** Begin Records for the exercise **
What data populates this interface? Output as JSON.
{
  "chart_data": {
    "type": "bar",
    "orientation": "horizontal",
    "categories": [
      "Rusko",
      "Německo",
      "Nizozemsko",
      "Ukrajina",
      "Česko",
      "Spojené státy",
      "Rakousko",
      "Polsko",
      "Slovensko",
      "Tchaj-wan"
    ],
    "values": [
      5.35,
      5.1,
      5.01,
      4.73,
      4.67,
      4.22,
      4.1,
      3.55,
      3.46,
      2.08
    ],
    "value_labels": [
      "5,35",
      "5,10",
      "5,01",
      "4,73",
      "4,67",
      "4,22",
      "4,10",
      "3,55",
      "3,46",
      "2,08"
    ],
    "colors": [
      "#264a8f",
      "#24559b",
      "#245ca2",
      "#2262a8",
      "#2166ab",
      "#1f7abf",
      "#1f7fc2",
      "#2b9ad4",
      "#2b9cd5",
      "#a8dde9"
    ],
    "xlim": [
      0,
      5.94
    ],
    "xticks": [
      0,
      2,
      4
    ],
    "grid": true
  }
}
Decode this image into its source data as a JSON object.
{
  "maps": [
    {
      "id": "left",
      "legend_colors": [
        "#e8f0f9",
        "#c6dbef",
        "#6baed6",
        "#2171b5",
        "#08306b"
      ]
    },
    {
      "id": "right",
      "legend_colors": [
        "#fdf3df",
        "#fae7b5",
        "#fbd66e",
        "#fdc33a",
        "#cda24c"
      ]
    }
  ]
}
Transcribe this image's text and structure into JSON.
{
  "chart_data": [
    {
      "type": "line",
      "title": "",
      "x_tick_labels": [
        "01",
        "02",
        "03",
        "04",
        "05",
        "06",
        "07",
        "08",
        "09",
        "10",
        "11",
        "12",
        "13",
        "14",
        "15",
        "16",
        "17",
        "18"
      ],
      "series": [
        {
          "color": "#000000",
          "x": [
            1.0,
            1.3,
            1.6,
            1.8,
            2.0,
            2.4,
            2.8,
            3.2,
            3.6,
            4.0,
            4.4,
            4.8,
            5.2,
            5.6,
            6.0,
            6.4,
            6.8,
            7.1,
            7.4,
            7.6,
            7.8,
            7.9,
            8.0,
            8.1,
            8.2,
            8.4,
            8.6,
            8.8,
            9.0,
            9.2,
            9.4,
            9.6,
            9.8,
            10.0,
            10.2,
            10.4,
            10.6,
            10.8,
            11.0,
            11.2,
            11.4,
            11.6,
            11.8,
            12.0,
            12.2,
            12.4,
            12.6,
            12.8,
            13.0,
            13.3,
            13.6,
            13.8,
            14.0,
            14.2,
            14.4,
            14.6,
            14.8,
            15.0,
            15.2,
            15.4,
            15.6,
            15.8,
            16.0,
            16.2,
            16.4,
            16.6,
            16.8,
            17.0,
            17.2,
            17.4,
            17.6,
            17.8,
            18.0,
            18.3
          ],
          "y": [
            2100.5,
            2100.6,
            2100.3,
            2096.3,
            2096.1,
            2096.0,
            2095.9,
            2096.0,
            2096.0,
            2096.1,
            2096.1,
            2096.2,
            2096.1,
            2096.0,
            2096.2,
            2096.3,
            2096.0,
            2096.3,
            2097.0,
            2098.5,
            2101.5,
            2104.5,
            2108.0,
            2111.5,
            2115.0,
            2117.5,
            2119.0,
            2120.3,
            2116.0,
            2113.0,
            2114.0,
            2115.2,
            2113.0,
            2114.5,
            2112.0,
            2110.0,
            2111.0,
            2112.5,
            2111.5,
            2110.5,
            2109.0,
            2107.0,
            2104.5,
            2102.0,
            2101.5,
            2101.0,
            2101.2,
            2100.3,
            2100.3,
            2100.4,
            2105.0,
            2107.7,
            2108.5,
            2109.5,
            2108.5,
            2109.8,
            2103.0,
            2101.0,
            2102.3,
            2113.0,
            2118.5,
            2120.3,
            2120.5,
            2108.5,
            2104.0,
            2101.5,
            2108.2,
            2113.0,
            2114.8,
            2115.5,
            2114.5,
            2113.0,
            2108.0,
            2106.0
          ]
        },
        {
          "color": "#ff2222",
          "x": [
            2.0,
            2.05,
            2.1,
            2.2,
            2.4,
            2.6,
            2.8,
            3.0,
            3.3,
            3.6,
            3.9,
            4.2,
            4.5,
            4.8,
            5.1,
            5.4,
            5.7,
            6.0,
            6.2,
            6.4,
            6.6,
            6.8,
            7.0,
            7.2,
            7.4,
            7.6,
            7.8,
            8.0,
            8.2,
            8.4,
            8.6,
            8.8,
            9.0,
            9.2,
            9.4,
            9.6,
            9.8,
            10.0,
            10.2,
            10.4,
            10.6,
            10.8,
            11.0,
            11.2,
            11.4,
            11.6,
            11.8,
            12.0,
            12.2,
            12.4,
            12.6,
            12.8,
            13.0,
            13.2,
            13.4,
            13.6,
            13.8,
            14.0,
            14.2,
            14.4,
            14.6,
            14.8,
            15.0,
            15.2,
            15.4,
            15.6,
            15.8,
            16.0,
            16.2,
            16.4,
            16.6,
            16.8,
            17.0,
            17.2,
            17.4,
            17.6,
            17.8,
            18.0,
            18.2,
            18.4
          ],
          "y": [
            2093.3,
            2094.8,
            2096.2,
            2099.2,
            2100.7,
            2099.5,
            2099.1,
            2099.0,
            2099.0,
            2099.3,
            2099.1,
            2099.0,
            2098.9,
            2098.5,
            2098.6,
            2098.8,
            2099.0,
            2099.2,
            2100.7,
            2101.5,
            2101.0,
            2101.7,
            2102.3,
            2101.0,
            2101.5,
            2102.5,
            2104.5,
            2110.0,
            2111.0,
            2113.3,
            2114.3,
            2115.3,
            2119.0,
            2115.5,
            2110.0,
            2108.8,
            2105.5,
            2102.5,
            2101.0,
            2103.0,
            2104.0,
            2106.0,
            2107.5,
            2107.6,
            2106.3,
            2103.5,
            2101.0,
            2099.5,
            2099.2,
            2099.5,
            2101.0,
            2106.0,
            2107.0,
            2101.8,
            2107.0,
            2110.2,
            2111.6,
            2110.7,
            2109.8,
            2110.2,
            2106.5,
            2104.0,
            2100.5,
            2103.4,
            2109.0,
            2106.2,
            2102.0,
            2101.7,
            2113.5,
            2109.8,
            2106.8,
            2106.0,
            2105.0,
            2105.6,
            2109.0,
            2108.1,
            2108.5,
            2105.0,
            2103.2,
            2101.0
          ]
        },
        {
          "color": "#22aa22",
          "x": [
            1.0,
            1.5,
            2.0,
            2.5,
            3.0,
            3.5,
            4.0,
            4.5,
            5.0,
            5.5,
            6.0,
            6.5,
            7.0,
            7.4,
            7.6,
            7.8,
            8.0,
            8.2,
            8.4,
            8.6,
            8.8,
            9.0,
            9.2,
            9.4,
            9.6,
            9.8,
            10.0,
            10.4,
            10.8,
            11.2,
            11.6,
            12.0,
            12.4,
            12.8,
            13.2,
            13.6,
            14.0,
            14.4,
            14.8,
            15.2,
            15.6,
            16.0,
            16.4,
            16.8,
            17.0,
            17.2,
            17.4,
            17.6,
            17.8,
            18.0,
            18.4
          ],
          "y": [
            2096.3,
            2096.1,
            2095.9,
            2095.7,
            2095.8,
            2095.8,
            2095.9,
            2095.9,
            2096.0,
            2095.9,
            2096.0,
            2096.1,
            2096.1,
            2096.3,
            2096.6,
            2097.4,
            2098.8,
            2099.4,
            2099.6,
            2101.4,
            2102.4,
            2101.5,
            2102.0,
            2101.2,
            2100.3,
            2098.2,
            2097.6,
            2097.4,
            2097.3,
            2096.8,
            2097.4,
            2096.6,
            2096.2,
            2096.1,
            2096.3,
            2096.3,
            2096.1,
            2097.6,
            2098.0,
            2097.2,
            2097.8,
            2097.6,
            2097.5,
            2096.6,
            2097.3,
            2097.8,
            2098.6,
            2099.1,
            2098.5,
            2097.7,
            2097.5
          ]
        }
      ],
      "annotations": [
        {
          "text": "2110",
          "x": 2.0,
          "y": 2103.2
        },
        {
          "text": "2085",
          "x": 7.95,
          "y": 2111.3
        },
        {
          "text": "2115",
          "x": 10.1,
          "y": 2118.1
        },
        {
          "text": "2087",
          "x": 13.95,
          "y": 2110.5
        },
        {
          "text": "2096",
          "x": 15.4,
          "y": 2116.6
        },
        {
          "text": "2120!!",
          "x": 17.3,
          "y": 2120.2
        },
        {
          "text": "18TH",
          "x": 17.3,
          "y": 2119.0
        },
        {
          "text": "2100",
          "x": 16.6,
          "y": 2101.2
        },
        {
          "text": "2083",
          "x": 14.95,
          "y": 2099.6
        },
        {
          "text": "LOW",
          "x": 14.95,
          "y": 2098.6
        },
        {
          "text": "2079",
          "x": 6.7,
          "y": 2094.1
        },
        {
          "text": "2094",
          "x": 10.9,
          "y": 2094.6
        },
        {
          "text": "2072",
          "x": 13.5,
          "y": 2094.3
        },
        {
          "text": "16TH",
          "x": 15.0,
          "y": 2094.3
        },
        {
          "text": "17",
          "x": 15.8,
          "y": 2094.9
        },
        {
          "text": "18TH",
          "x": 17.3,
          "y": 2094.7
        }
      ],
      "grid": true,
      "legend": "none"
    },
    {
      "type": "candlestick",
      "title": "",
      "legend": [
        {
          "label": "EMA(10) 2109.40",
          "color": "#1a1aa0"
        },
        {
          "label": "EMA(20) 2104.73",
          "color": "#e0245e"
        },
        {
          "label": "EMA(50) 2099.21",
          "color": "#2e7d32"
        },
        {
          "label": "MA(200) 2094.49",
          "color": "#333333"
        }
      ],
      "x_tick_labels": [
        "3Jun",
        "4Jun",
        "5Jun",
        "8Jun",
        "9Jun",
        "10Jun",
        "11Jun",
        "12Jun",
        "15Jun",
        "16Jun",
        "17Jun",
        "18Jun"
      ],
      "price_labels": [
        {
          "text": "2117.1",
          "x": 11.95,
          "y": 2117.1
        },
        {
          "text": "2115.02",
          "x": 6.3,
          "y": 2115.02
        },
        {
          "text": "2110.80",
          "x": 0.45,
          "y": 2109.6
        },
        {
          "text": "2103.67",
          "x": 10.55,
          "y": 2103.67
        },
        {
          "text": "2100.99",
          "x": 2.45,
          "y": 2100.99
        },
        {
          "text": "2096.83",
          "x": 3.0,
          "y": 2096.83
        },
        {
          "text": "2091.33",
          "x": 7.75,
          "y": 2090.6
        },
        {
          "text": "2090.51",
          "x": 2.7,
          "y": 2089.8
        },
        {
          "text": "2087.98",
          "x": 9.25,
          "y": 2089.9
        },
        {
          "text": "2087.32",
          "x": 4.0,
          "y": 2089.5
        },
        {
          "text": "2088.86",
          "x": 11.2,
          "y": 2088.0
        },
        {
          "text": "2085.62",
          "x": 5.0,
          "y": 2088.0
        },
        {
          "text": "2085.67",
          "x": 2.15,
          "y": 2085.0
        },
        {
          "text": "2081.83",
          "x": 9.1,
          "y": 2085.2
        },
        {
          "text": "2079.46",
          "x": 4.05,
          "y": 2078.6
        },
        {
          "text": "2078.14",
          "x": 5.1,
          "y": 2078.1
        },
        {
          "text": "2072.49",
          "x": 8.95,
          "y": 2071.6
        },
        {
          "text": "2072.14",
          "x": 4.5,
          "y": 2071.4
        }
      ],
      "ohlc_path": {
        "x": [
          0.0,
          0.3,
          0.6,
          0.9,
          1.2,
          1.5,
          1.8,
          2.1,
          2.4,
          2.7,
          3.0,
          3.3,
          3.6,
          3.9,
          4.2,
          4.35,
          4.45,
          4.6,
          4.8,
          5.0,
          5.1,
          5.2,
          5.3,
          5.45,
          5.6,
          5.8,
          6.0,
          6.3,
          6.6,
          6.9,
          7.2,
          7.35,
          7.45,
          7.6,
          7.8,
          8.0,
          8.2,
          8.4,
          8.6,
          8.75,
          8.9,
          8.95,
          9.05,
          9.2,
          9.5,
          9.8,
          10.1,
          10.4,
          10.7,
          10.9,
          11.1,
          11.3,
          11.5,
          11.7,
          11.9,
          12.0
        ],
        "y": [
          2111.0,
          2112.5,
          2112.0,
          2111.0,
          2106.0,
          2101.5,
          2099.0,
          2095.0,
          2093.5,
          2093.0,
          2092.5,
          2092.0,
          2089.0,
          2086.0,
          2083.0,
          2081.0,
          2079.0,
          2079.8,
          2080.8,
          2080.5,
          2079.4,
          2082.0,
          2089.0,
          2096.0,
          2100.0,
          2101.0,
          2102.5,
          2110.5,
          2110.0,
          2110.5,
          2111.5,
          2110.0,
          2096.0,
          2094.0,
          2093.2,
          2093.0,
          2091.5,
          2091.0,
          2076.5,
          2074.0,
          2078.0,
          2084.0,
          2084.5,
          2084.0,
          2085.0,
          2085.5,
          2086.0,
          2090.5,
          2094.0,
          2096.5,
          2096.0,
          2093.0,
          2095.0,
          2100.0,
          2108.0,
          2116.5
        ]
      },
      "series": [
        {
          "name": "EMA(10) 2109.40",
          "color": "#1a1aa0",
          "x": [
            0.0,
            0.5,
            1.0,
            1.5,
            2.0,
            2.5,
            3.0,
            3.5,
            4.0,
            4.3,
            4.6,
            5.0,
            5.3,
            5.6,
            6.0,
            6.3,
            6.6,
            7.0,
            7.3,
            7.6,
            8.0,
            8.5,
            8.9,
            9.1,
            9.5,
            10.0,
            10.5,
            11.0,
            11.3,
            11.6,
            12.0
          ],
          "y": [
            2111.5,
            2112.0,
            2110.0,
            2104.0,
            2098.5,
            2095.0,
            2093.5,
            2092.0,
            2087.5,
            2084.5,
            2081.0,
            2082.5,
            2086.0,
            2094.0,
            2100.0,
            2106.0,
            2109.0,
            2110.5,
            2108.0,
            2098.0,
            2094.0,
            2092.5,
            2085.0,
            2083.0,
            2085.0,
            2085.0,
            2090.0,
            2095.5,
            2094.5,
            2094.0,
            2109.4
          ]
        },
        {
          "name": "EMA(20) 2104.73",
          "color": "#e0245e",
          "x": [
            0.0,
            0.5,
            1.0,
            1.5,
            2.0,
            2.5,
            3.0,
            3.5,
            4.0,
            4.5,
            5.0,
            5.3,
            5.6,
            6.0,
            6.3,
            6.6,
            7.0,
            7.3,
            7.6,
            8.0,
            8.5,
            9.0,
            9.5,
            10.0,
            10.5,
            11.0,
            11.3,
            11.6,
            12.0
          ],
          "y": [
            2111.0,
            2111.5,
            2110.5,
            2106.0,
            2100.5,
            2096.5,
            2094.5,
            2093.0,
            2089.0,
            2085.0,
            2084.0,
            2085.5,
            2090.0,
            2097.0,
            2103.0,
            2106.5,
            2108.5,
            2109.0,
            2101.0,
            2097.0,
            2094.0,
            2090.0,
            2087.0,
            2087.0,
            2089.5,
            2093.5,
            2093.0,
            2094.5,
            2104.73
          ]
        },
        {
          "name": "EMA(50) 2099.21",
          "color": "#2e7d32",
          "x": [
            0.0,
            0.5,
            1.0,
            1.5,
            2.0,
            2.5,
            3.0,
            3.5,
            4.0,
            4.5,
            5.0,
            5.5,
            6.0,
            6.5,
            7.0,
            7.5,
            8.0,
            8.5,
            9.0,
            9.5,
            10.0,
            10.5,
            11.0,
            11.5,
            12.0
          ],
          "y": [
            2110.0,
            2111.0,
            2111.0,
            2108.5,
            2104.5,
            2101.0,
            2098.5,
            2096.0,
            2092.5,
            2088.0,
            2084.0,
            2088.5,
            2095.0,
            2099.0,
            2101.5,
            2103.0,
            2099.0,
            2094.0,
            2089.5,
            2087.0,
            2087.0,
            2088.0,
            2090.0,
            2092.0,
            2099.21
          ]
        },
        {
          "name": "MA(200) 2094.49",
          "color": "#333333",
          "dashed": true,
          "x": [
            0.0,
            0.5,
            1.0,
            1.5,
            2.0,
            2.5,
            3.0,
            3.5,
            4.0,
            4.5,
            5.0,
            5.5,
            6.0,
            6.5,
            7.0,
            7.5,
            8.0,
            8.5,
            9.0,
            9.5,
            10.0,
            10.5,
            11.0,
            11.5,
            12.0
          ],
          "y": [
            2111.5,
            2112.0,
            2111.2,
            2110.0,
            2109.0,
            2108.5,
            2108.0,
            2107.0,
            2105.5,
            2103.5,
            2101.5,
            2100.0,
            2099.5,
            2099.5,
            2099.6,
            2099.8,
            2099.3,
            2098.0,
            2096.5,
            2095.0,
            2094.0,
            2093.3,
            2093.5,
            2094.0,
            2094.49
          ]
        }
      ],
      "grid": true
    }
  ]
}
** End Records for the exercise **
In the listing above, find the lines holding the word "name" and copy them.

**Result:**
          "name": "EMA(10) 2109.40",
          "name": "EMA(20) 2104.73",
          "name": "EMA(50) 2099.21",
          "name": "MA(200) 2094.49",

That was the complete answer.